#### Spatial layout entries:

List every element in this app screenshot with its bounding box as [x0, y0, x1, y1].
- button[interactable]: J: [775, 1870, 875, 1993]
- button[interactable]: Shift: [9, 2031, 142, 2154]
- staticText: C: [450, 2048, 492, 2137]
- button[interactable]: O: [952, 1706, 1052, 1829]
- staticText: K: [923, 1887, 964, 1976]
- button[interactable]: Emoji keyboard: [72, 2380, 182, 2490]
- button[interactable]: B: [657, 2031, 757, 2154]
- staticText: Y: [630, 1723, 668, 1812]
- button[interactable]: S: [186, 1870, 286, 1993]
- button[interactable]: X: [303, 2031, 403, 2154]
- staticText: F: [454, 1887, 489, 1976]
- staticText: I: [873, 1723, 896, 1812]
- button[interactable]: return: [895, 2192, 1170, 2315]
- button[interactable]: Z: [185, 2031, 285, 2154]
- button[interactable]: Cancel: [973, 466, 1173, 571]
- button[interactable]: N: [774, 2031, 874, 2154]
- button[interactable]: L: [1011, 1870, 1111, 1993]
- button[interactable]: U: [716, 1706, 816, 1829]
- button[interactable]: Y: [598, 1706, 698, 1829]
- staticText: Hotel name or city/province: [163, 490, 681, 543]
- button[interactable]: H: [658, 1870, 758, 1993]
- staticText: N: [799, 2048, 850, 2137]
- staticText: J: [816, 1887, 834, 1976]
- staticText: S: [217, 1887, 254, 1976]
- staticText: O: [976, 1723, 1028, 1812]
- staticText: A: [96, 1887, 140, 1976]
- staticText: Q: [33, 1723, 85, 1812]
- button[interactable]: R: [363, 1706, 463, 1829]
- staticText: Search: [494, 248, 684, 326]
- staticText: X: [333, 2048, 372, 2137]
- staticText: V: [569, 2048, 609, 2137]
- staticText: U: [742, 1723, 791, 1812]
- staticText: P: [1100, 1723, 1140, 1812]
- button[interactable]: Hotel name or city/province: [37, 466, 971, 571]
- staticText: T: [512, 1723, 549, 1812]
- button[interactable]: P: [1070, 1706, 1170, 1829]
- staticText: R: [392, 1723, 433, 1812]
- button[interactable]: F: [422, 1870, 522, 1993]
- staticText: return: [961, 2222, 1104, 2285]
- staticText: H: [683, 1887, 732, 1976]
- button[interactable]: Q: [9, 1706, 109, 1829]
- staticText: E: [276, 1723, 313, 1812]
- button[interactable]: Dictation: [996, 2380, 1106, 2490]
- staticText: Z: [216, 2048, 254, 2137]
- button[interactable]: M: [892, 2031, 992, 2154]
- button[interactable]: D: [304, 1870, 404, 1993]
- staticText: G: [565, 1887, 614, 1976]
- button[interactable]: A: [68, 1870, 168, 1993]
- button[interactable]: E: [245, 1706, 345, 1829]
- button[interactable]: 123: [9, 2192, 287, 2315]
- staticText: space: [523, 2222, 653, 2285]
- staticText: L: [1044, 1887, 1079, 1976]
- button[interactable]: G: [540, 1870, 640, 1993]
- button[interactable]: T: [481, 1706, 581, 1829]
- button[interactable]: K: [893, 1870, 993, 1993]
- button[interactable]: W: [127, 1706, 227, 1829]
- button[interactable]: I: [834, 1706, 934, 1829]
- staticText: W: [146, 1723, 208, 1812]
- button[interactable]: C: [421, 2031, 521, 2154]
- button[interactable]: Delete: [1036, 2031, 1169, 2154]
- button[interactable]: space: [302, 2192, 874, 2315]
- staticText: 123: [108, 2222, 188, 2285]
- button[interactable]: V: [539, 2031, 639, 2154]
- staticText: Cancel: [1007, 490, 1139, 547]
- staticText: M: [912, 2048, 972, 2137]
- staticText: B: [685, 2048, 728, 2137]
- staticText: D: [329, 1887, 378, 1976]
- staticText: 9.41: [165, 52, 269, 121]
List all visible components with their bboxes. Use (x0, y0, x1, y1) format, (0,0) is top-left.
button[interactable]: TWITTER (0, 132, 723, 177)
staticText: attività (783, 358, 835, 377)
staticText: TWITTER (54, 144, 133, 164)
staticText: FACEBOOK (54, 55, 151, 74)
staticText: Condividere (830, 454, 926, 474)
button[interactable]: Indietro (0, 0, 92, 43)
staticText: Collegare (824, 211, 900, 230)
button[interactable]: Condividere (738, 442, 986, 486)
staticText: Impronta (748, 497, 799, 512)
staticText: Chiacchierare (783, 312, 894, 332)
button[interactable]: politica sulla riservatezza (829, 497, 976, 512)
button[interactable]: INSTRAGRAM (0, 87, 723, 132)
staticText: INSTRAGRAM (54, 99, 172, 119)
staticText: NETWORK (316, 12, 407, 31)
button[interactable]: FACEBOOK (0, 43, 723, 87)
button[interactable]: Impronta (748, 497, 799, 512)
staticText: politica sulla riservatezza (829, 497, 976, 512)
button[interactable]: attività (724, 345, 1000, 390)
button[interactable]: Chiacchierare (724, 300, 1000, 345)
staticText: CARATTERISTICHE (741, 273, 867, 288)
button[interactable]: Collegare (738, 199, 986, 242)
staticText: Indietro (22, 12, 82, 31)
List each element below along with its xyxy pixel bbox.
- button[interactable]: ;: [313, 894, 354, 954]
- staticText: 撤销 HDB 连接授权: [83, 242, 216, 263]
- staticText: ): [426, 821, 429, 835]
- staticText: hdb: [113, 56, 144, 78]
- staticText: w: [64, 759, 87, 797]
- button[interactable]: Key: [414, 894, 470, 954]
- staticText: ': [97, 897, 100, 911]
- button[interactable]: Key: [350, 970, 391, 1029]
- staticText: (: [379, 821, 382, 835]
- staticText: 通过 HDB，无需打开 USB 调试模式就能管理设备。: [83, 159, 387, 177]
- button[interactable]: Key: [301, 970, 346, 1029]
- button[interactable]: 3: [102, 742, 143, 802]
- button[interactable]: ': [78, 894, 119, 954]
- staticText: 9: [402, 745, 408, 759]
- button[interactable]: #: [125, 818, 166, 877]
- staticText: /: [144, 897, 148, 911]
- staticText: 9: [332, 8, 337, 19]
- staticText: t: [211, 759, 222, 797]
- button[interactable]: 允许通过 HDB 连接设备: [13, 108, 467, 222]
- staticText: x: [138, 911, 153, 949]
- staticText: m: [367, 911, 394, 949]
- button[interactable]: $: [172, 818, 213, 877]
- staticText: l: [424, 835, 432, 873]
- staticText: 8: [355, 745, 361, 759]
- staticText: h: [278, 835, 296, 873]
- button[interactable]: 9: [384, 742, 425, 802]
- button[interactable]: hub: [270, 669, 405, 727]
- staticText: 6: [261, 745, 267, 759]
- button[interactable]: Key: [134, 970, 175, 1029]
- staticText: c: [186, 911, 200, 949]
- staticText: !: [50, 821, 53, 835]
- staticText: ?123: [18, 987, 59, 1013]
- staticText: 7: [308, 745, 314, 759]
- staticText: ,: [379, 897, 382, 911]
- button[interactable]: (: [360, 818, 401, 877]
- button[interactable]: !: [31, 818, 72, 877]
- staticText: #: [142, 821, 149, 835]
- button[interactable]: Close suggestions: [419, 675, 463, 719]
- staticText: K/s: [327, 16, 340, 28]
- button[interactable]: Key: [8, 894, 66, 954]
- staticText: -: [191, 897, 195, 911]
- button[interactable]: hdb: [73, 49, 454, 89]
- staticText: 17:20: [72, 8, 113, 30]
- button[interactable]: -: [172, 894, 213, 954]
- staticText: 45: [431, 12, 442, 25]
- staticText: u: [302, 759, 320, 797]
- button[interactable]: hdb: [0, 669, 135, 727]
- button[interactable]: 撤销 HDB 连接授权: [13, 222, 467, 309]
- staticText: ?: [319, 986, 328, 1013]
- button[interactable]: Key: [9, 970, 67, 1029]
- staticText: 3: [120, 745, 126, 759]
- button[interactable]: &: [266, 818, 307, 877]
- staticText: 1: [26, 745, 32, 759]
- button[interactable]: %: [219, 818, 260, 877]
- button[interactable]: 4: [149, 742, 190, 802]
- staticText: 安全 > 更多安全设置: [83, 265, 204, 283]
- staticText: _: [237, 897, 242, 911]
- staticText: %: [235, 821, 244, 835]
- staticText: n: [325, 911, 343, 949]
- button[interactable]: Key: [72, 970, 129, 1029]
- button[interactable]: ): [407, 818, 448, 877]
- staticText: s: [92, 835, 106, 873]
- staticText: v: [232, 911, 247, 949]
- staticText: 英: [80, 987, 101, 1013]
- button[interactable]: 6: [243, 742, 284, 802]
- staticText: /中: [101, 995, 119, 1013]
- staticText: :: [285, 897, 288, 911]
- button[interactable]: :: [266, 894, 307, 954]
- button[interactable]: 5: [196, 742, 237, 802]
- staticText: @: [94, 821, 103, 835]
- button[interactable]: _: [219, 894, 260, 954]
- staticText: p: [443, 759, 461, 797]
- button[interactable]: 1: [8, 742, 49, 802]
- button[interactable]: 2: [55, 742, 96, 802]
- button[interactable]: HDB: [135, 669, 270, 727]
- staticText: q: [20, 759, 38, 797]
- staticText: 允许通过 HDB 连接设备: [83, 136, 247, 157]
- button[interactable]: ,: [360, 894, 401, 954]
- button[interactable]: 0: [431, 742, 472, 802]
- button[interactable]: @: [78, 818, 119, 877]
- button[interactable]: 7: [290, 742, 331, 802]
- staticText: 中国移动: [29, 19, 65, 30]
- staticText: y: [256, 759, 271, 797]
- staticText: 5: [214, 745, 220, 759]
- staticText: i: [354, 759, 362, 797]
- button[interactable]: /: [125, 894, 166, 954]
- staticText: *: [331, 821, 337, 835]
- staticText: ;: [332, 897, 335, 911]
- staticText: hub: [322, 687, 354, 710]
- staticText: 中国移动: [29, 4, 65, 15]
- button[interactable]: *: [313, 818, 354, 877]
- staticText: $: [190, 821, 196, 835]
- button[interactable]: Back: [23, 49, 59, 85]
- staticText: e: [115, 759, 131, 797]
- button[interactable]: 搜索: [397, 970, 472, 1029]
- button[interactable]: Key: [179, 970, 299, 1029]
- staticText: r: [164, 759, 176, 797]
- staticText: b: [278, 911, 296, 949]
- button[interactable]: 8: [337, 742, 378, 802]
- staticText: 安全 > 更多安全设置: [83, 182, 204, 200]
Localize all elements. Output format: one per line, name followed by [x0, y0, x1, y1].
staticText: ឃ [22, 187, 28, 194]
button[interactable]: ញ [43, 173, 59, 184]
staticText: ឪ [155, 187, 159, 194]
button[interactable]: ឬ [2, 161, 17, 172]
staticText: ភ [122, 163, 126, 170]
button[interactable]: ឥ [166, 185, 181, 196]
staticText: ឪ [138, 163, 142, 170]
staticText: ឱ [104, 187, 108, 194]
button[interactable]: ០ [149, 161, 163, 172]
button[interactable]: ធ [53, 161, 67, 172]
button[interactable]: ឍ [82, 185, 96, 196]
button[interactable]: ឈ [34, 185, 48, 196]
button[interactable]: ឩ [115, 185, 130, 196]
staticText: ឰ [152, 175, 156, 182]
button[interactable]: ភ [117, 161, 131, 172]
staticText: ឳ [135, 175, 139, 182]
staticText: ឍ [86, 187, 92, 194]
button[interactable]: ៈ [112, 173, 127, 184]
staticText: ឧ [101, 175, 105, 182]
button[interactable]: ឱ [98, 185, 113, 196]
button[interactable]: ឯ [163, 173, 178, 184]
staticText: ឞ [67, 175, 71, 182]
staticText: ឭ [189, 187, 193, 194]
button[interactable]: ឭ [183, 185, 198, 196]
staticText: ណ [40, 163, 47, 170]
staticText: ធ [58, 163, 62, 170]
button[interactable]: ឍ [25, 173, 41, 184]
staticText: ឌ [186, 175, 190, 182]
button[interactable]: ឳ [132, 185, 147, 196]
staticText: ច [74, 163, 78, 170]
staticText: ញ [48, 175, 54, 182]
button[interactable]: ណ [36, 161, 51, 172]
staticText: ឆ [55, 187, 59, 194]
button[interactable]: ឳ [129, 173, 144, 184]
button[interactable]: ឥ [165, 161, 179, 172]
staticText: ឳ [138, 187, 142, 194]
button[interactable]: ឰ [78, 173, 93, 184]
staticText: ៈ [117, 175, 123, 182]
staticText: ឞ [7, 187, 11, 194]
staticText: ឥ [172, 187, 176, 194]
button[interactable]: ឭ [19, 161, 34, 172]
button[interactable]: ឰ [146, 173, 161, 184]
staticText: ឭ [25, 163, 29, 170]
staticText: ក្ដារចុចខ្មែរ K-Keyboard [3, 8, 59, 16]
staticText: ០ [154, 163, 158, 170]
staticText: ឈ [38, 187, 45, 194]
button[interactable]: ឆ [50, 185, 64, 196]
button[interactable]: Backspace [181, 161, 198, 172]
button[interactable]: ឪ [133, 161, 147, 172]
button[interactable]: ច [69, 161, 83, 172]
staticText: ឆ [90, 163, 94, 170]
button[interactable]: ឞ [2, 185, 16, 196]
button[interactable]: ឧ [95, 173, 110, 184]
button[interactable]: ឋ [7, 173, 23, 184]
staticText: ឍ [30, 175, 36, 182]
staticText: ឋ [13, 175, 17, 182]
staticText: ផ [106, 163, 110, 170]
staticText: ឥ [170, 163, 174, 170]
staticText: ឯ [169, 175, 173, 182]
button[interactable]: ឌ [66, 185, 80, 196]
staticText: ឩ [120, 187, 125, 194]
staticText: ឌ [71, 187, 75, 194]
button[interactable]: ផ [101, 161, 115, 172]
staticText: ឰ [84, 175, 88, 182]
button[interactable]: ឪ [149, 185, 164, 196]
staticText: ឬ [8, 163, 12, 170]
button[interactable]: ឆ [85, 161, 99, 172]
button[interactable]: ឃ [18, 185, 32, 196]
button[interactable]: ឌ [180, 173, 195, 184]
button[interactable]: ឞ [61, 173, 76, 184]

#### Given problem:
Repeat the entries word for word, starting at the very first line and going through the line with "- button[interactable]: Z: [185, 2031, 285, 2154]", including that line.

#### Exercise output:
List every element in this app screenshot with its bounding box as [x0, y0, x1, y1].
- button[interactable]: J: [775, 1870, 875, 1993]
- button[interactable]: Shift: [9, 2031, 142, 2154]
- staticText: C: [450, 2048, 492, 2137]
- button[interactable]: O: [952, 1706, 1052, 1829]
- staticText: K: [923, 1887, 964, 1976]
- button[interactable]: Emoji keyboard: [72, 2380, 182, 2490]
- button[interactable]: B: [657, 2031, 757, 2154]
- staticText: Y: [630, 1723, 668, 1812]
- button[interactable]: S: [186, 1870, 286, 1993]
- button[interactable]: X: [303, 2031, 403, 2154]
- staticText: F: [454, 1887, 489, 1976]
- staticText: I: [873, 1723, 896, 1812]
- button[interactable]: return: [895, 2192, 1170, 2315]
- button[interactable]: Z: [185, 2031, 285, 2154]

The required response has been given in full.